─── DATA ROWS

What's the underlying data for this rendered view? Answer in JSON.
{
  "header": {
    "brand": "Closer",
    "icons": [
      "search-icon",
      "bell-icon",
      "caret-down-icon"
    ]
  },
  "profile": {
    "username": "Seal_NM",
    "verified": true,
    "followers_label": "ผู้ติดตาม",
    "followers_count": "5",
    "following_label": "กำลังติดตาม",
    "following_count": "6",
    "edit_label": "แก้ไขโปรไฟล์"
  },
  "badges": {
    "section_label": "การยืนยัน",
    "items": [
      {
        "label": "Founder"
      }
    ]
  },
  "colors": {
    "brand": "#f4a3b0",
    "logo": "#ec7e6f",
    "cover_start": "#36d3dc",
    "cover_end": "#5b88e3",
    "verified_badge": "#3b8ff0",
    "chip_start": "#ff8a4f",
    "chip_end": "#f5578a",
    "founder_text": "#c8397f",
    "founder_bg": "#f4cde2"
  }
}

──────

## [THE PROBLEM]
Write out every line exactly as it stands.

## [ANSWER TO THE EXERCISE]
What's the underlying data for this rendered view? Answer in JSON.
{
  "header": {
    "brand": "Closer",
    "icons": [
      "search-icon",
      "bell-icon",
      "caret-down-icon"
    ]
  },
  "profile": {
    "username": "Seal_NM",
    "verified": true,
    "followers_label": "ผู้ติดตาม",
    "followers_count": "5",
    "following_label": "กำลังติดตาม",
    "following_count": "6",
    "edit_label": "แก้ไขโปรไฟล์"
  },
  "badges": {
    "section_label": "การยืนยัน",
    "items": [
      {
        "label": "Founder"
      }
    ]
  },
  "colors": {
    "brand": "#f4a3b0",
    "logo": "#ec7e6f",
    "cover_start": "#36d3dc",
    "cover_end": "#5b88e3",
    "verified_badge": "#3b8ff0",
    "chip_start": "#ff8a4f",
    "chip_end": "#f5578a",
    "founder_text": "#c8397f",
    "founder_bg": "#f4cde2"
  }
}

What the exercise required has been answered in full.